## Introduction

This library is for determining the best-fitting 2D line, circle or rotated ellipse of a set of input points.

Take for example a set of 2D x,y points that closely but not accurately approximates a circle. Then there is a centre point and radius that represents the best circle that matches the points. This library will give you that point and radius. Similarly for a line: you get the gradient and y-axis intercept, and ellipse: the centre, major and minor axes and rotation.

## Background

Best-fitting shapes have uses in engineering, surveying and computational geometry. There is plenty of literature out there on this, but very little reusable code seems to exist. This library offers a means to incorporate this ability into a client application. It does so using the least-squares method.

## Using the code

The code is standard C++ with a dependency on the Boost ublas library for matrix operations. A Visual Studio 2008 solution file, and a Makefile are provided for building on Windows and Linux respectively. Boost needs to be pre-installed with the relevant directory paths setup in your build environment.

**Set of tasks**
(a) According to the text about the best-fit shape library, what method does the library use to find the best-fitting shape?
(b) Echo the part of the text about the best-fit shape library that opens with the words containing "Best-fitting shapes have" and closes with "your build environment.".
(c) Proceed with the text about the best-fit shape library, picking up from its last sentence.
The items that come next have nothing to do with the text above.

Layout coordinate data:
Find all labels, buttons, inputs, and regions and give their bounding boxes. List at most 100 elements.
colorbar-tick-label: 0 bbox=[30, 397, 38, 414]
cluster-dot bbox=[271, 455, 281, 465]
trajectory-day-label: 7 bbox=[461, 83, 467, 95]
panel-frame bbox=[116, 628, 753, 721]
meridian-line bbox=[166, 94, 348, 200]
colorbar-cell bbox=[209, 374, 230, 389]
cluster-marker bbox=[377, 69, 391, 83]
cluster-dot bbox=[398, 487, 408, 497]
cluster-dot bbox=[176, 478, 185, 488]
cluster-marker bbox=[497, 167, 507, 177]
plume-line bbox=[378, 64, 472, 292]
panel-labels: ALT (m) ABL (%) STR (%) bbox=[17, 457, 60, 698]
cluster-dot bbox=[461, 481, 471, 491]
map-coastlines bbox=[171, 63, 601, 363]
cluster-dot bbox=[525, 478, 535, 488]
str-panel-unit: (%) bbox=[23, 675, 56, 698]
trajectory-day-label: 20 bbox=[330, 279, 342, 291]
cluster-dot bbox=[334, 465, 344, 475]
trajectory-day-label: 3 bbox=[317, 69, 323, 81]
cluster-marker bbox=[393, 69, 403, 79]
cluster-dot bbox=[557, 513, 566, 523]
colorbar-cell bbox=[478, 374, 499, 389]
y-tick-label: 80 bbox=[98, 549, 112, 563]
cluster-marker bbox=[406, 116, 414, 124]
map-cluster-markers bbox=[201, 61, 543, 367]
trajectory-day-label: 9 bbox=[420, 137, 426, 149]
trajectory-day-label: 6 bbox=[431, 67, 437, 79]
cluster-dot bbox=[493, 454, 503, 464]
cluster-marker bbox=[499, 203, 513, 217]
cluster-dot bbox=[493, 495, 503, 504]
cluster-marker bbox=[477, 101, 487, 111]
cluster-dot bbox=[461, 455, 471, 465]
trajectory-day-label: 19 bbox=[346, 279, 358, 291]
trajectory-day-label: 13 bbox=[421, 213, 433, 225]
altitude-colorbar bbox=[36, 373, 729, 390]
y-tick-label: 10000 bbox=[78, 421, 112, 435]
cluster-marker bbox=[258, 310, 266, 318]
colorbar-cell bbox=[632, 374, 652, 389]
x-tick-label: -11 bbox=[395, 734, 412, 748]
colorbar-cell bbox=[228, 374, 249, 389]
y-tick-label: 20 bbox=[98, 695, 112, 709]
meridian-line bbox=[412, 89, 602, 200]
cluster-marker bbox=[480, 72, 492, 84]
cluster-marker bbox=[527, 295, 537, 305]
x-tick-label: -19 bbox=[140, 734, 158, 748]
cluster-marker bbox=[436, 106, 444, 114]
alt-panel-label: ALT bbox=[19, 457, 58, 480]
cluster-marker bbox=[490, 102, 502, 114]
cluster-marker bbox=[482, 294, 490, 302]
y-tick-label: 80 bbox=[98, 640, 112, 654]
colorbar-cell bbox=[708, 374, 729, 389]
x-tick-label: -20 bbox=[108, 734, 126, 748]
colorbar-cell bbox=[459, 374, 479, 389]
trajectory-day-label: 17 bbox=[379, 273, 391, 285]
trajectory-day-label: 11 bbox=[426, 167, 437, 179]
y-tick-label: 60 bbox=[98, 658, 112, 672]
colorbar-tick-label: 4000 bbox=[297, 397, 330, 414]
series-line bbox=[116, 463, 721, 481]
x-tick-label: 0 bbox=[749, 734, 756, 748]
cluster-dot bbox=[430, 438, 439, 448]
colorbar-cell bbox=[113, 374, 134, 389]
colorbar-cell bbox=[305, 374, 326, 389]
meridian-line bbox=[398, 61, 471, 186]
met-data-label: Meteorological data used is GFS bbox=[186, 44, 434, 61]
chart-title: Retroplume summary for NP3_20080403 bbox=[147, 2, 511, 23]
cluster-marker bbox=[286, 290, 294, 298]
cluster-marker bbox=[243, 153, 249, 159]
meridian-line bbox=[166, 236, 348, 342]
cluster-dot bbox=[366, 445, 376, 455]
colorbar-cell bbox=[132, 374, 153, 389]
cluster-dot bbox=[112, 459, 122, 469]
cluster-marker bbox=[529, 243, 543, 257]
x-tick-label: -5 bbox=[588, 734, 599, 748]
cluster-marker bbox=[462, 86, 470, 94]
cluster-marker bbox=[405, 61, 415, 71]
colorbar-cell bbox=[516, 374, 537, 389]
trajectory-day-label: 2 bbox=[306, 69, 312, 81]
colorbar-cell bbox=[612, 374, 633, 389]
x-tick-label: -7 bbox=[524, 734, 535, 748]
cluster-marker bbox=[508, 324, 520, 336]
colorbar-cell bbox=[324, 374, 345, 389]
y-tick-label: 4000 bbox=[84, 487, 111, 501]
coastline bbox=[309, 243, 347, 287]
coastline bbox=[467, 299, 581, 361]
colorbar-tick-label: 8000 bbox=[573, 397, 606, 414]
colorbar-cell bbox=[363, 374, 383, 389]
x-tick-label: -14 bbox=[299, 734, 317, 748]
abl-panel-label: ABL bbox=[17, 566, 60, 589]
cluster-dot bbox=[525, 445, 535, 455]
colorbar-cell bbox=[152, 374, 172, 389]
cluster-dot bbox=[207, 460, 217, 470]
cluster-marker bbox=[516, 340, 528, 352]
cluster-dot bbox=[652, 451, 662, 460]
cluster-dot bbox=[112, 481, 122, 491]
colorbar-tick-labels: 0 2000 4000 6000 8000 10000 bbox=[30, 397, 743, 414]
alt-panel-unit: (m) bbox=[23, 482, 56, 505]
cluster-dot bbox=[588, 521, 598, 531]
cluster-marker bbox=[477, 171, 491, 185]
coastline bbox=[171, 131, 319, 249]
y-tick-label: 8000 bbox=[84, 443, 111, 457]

**Exercise responses**
(a) The least-squares method.

(b)
Best-fitting shapes have uses in engineering, surveying and computational geometry. There is plenty of literature out there on this, but very little reusable code seems to exist. This library offers a means to incorporate this ability into a client application. It does so using the least-squares method.

## Using the code

The code is standard C++ with a dependency on the Boost ublas library for matrix operations. A Visual Studio 2008 solution file, and a Makefile are provided for building on Windows and Linux respectively. Boost needs to be pre-installed with the relevant directory paths setup in your build environment.

(c)
### General overview

- Use the factory class to make an instance of the
`BestFit`

-derived computation object.
- Decide what std::ostream, if any, you want textual output of the computation to go to. e.g. Output to the console or to a std::stringstream, or none at all.
- Create two instances of the
`BestFitIO`

struct, one for input parameters and one for output.
- At the very least, two members need to be set for the input struct:
`numPoints`

is the number of points to be provided, and `points`

being the starting address of a sequence of pairs of doubles being the x,y points.
- The output struct can be left as default constructed, though see the Further input and output section below for additional options.
- Call
`Compute()`

on the computation object, passing in the I/O structs.
- If needed, get the results from the output
`BestFitIO`

instance, or rely simply on what was output to the ostream.
`delete`

the factory-made object.

### A simple example

Here is an example of computing the best-fitting circle of 10 test points that approximate a circle of unit radius centered at coordinate (100,200). The true centre of these points is then found to be (99.969,200.016) and the radius 0.977.

#include <iostream>
#include <sstream>
#include "BestFit.h"
int main(int argc, char * argv[])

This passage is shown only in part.